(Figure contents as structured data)
========================

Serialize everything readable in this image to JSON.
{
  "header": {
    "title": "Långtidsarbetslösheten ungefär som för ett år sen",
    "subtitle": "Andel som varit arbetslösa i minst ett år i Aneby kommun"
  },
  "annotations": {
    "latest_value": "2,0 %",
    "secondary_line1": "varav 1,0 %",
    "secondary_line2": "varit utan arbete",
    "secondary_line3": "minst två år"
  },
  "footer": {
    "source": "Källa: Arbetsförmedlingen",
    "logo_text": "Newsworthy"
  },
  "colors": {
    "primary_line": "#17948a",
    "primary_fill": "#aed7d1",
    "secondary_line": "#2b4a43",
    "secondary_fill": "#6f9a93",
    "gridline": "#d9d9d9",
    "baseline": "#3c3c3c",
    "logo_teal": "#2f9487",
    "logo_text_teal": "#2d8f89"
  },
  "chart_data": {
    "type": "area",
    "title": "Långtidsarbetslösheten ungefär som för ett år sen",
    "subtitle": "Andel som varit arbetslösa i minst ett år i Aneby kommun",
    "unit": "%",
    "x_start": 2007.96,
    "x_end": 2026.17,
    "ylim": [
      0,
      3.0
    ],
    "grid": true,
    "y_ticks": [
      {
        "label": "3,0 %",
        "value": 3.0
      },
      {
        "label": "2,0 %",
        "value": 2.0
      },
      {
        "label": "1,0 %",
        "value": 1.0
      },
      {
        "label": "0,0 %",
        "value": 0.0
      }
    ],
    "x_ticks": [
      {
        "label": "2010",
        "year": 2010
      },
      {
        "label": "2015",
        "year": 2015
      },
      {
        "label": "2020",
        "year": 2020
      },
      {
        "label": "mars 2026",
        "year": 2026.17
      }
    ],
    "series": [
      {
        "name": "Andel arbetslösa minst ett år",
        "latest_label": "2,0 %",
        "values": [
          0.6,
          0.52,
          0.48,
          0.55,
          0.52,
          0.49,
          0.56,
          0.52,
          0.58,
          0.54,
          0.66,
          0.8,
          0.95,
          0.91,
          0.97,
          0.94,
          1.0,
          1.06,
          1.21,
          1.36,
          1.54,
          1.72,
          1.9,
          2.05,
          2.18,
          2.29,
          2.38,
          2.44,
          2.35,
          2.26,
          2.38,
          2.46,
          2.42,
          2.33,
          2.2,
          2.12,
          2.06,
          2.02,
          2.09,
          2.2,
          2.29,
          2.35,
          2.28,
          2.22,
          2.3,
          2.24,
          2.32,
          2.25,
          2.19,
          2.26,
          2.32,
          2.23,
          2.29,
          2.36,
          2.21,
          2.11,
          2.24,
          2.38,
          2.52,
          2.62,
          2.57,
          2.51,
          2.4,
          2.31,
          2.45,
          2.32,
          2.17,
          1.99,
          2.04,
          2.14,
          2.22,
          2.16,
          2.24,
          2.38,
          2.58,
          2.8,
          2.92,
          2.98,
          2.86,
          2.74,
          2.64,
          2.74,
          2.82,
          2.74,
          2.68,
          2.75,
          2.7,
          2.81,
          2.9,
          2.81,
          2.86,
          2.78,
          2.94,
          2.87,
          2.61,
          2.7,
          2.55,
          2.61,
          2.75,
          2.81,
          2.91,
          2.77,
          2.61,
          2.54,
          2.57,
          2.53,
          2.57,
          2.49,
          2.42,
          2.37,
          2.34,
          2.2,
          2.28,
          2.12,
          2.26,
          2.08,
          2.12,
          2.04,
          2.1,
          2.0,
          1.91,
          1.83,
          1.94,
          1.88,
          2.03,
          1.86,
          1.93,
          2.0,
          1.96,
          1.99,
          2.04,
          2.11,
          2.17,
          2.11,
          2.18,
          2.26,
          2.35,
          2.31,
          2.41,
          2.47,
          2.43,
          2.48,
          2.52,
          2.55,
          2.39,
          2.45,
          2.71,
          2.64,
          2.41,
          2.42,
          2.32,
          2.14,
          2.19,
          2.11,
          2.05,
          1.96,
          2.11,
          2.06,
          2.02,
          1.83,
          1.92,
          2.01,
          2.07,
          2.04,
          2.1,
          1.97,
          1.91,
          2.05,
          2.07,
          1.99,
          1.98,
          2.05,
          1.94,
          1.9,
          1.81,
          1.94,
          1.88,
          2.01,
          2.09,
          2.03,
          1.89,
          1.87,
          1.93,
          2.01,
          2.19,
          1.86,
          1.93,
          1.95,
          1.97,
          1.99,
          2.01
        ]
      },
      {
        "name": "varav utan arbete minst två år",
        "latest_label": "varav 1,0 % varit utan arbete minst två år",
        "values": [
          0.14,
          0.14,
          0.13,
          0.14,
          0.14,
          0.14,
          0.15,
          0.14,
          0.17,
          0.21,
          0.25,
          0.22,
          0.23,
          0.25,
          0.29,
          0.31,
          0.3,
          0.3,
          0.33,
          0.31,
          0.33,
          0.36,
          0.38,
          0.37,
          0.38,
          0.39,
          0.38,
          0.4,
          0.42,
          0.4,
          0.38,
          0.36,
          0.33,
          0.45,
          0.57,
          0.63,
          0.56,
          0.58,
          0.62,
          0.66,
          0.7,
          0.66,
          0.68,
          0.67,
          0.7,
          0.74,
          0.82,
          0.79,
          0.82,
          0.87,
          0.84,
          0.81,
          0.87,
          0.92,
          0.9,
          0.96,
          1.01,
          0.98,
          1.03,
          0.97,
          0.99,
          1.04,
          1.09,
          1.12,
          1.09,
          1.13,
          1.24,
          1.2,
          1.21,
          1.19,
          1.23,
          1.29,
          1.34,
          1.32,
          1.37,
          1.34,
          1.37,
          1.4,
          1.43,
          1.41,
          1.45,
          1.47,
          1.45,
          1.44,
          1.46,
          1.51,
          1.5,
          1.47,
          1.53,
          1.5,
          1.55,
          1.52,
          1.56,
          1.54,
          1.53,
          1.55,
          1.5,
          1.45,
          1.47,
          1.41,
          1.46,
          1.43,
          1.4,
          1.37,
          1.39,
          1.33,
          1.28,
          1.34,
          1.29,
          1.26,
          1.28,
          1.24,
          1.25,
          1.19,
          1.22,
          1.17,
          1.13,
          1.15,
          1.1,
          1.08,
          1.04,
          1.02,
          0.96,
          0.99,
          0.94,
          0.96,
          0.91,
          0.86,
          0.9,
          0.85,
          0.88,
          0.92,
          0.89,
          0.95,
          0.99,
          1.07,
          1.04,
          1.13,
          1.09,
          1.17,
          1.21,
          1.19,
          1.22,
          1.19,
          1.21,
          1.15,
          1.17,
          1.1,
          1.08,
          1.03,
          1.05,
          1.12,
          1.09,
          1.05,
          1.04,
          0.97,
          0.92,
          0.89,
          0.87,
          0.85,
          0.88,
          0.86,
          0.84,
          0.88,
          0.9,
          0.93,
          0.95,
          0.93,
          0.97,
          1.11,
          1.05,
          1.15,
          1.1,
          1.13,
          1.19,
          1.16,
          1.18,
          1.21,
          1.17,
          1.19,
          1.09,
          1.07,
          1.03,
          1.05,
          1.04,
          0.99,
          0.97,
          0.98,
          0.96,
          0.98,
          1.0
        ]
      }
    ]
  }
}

========================

## Goal
Return every record, word for word.

## Written reply
Serialize everything readable in this image to JSON.
{
  "header": {
    "title": "Långtidsarbetslösheten ungefär som för ett år sen",
    "subtitle": "Andel som varit arbetslösa i minst ett år i Aneby kommun"
  },
  "annotations": {
    "latest_value": "2,0 %",
    "secondary_line1": "varav 1,0 %",
    "secondary_line2": "varit utan arbete",
    "secondary_line3": "minst två år"
  },
  "footer": {
    "source": "Källa: Arbetsförmedlingen",
    "logo_text": "Newsworthy"
  },
  "colors": {
    "primary_line": "#17948a",
    "primary_fill": "#aed7d1",
    "secondary_line": "#2b4a43",
    "secondary_fill": "#6f9a93",
    "gridline": "#d9d9d9",
    "baseline": "#3c3c3c",
    "logo_teal": "#2f9487",
    "logo_text_teal": "#2d8f89"
  },
  "chart_data": {
    "type": "area",
    "title": "Långtidsarbetslösheten ungefär som för ett år sen",
    "subtitle": "Andel som varit arbetslösa i minst ett år i Aneby kommun",
    "unit": "%",
    "x_start": 2007.96,
    "x_end": 2026.17,
    "ylim": [
      0,
      3.0
    ],
    "grid": true,
    "y_ticks": [
      {
        "label": "3,0 %",
        "value": 3.0
      },
      {
        "label": "2,0 %",
        "value": 2.0
      },
      {
        "label": "1,0 %",
        "value": 1.0
      },
      {
        "label": "0,0 %",
        "value": 0.0
      }
    ],
    "x_ticks": [
      {
        "label": "2010",
        "year": 2010
      },
      {
        "label": "2015",
        "year": 2015
      },
      {
        "label": "2020",
        "year": 2020
      },
      {
        "label": "mars 2026",
        "year": 2026.17
      }
    ],
    "series": [
      {
        "name": "Andel arbetslösa minst ett år",
        "latest_label": "2,0 %",
        "values": [
          0.6,
          0.52,
          0.48,
          0.55,
          0.52,
          0.49,
          0.56,
          0.52,
          0.58,
          0.54,
          0.66,
          0.8,
          0.95,
          0.91,
          0.97,
          0.94,
          1.0,
          1.06,
          1.21,
          1.36,
          1.54,
          1.72,
          1.9,
          2.05,
          2.18,
          2.29,
          2.38,
          2.44,
          2.35,
          2.26,
          2.38,
          2.46,
          2.42,
          2.33,
          2.2,
          2.12,
          2.06,
          2.02,
          2.09,
          2.2,
          2.29,
          2.35,
          2.28,
          2.22,
          2.3,
          2.24,
          2.32,
          2.25,
          2.19,
          2.26,
          2.32,
          2.23,
          2.29,
          2.36,
          2.21,
          2.11,
          2.24,
          2.38,
          2.52,
          2.62,
          2.57,
          2.51,
          2.4,
          2.31,
          2.45,
          2.32,
          2.17,
          1.99,
          2.04,
          2.14,
          2.22,
          2.16,
          2.24,
          2.38,
          2.58,
          2.8,
          2.92,
          2.98,
          2.86,
          2.74,
          2.64,
          2.74,
          2.82,
          2.74,
          2.68,
          2.75,
          2.7,
          2.81,
          2.9,
          2.81,
          2.86,
          2.78,
          2.94,
          2.87,
          2.61,
          2.7,
          2.55,
          2.61,
          2.75,
          2.81,
          2.91,
          2.77,
          2.61,
          2.54,
          2.57,
          2.53,
          2.57,
          2.49,
          2.42,
          2.37,
          2.34,
          2.2,
          2.28,
          2.12,
          2.26,
          2.08,
          2.12,
          2.04,
          2.1,
          2.0,
          1.91,
          1.83,
          1.94,
          1.88,
          2.03,
          1.86,
          1.93,
          2.0,
          1.96,
          1.99,
          2.04,
          2.11,
          2.17,
          2.11,
          2.18,
          2.26,
          2.35,
          2.31,
          2.41,
          2.47,
          2.43,
          2.48,
          2.52,
          2.55,
          2.39,
          2.45,
          2.71,
          2.64,
          2.41,
          2.42,
          2.32,
          2.14,
          2.19,
          2.11,
          2.05,
          1.96,
          2.11,
          2.06,
          2.02,
          1.83,
          1.92,
          2.01,
          2.07,
          2.04,
          2.1,
          1.97,
          1.91,
          2.05,
          2.07,
          1.99,
          1.98,
          2.05,
          1.94,
          1.9,
          1.81,
          1.94,
          1.88,
          2.01,
          2.09,
          2.03,
          1.89,
          1.87,
          1.93,
          2.01,
          2.19,
          1.86,
          1.93,
          1.95,
          1.97,
          1.99,
          2.01
        ]
      },
      {
        "name": "varav utan arbete minst två år",
        "latest_label": "varav 1,0 % varit utan arbete minst två år",
        "values": [
          0.14,
          0.14,
          0.13,
          0.14,
          0.14,
          0.14,
          0.15,
          0.14,
          0.17,
          0.21,
          0.25,
          0.22,
          0.23,
          0.25,
          0.29,
          0.31,
          0.3,
          0.3,
          0.33,
          0.31,
          0.33,
          0.36,
          0.38,
          0.37,
          0.38,
          0.39,
          0.38,
          0.4,
          0.42,
          0.4,
          0.38,
          0.36,
          0.33,
          0.45,
          0.57,
          0.63,
          0.56,
          0.58,
          0.62,
          0.66,
          0.7,
          0.66,
          0.68,
          0.67,
          0.7,
          0.74,
          0.82,
          0.79,
          0.82,
          0.87,
          0.84,
          0.81,
          0.87,
          0.92,
          0.9,
          0.96,
          1.01,
          0.98,
          1.03,
          0.97,
          0.99,
          1.04,
          1.09,
          1.12,
          1.09,
          1.13,
          1.24,
          1.2,
          1.21,
          1.19,
          1.23,
          1.29,
          1.34,
          1.32,
          1.37,
          1.34,
          1.37,
          1.4,
          1.43,
          1.41,
          1.45,
          1.47,
          1.45,
          1.44,
          1.46,
          1.51,
          1.5,
          1.47,
          1.53,
          1.5,
          1.55,
          1.52,
          1.56,
          1.54,
          1.53,
          1.55,
          1.5,
          1.45,
          1.47,
          1.41,
          1.46,
          1.43,
          1.4,
          1.37,
          1.39,
          1.33,
          1.28,
          1.34,
          1.29,
          1.26,
          1.28,
          1.24,
          1.25,
          1.19,
          1.22,
          1.17,
          1.13,
          1.15,
          1.1,
          1.08,
          1.04,
          1.02,
          0.96,
          0.99,
          0.94,
          0.96,
          0.91,
          0.86,
          0.9,
          0.85,
          0.88,
          0.92,
          0.89,
          0.95,
          0.99,
          1.07,
          1.04,
          1.13,
          1.09,
          1.17,
          1.21,
          1.19,
          1.22,
          1.19,
          1.21,
          1.15,
          1.17,
          1.1,
          1.08,
          1.03,
          1.05,
          1.12,
          1.09,
          1.05,
          1.04,
          0.97,
          0.92,
          0.89,
          0.87,
          0.85,
          0.88,
          0.86,
          0.84,
          0.88,
          0.9,
          0.93,
          0.95,
          0.93,
          0.97,
          1.11,
          1.05,
          1.15,
          1.1,
          1.13,
          1.19,
          1.16,
          1.18,
          1.21,
          1.17,
          1.19,
          1.09,
          1.07,
          1.03,
          1.05,
          1.04,
          0.99,
          0.97,
          0.98,
          0.96,
          0.98,
          1.0
        ]
      }
    ]
  }
}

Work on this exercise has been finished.